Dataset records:
══════════════════════════════
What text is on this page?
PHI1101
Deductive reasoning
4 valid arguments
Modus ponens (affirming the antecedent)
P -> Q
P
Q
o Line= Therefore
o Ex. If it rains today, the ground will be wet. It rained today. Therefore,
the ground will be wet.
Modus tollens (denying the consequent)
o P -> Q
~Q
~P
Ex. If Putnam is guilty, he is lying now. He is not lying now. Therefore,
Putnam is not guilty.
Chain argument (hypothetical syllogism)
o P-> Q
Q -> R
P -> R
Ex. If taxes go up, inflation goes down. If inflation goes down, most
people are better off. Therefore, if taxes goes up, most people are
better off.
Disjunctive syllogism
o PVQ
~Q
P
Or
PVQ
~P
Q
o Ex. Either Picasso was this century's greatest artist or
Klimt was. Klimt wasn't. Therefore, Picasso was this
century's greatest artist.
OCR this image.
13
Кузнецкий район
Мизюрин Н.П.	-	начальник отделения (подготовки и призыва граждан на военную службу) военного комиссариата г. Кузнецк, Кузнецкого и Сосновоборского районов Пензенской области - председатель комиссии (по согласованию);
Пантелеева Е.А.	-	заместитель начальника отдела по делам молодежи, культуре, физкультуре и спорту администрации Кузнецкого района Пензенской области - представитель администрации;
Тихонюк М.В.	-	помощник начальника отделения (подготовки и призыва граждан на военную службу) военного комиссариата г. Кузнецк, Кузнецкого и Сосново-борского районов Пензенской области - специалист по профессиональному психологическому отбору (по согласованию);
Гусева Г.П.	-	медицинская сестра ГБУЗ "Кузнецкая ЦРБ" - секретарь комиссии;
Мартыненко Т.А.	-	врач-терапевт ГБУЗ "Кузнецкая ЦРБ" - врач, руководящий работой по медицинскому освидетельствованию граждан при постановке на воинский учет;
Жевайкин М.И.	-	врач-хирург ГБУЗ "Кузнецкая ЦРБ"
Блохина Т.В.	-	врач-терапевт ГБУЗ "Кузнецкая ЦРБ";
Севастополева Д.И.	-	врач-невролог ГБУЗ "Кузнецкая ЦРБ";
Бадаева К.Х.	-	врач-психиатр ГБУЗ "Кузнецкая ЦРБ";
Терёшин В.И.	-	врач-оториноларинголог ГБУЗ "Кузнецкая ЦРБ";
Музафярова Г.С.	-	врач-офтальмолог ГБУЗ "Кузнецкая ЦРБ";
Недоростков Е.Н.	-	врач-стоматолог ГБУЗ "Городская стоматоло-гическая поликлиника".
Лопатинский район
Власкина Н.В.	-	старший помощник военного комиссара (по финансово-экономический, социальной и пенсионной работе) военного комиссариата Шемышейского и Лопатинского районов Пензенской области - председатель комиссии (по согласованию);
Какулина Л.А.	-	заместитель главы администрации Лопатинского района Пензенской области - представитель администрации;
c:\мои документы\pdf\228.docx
══════════════════════════════
#### [What you need to do]
Using the exact wording, write out all of the records.

#### [Answer in full]
What text is on this page?
PHI1101
Deductive reasoning
4 valid arguments
Modus ponens (affirming the antecedent)
P -> Q
P
Q
o Line= Therefore
o Ex. If it rains today, the ground will be wet. It rained today. Therefore,
the ground will be wet.
Modus tollens (denying the consequent)
o P -> Q
~Q
~P
Ex. If Putnam is guilty, he is lying now. He is not lying now. Therefore,
Putnam is not guilty.
Chain argument (hypothetical syllogism)
o P-> Q
Q -> R
P -> R
Ex. If taxes go up, inflation goes down. If inflation goes down, most
people are better off. Therefore, if taxes goes up, most people are
better off.
Disjunctive syllogism
o PVQ
~Q
P
Or
PVQ
~P
Q
o Ex. Either Picasso was this century's greatest artist or
Klimt was. Klimt wasn't. Therefore, Picasso was this
century's greatest artist.
OCR this image.
13
Кузнецкий район
Мизюрин Н.П.	-	начальник отделения (подготовки и призыва граждан на военную службу) военного комиссариата г. Кузнецк, Кузнецкого и Сосновоборского районов Пензенской области - председатель комиссии (по согласованию);
Пантелеева Е.А.	-	заместитель начальника отдела по делам молодежи, культуре, физкультуре и спорту администрации Кузнецкого района Пензенской области - представитель администрации;
Тихонюк М.В.	-	помощник начальника отделения (подготовки и призыва граждан на военную службу) военного комиссариата г. Кузнецк, Кузнецкого и Сосново-борского районов Пензенской области - специалист по профессиональному психологическому отбору (по согласованию);
Гусева Г.П.	-	медицинская сестра ГБУЗ "Кузнецкая ЦРБ" - секретарь комиссии;
Мартыненко Т.А.	-	врач-терапевт ГБУЗ "Кузнецкая ЦРБ" - врач, руководящий работой по медицинскому освидетельствованию граждан при постановке на воинский учет;
Жевайкин М.И.	-	врач-хирург ГБУЗ "Кузнецкая ЦРБ"
Блохина Т.В.	-	врач-терапевт ГБУЗ "Кузнецкая ЦРБ";
Севастополева Д.И.	-	врач-невролог ГБУЗ "Кузнецкая ЦРБ";
Бадаева К.Х.	-	врач-психиатр ГБУЗ "Кузнецкая ЦРБ";
Терёшин В.И.	-	врач-оториноларинголог ГБУЗ "Кузнецкая ЦРБ";
Музафярова Г.С.	-	врач-офтальмолог ГБУЗ "Кузнецкая ЦРБ";
Недоростков Е.Н.	-	врач-стоматолог ГБУЗ "Городская стоматоло-гическая поликлиника".
Лопатинский район
Власкина Н.В.	-	старший помощник военного комиссара (по финансово-экономический, социальной и пенсионной работе) военного комиссариата Шемышейского и Лопатинского районов Пензенской области - председатель комиссии (по согласованию);
Какулина Л.А.	-	заместитель главы администрации Лопатинского района Пензенской области - представитель администрации;
c:\мои документы\pdf\228.docx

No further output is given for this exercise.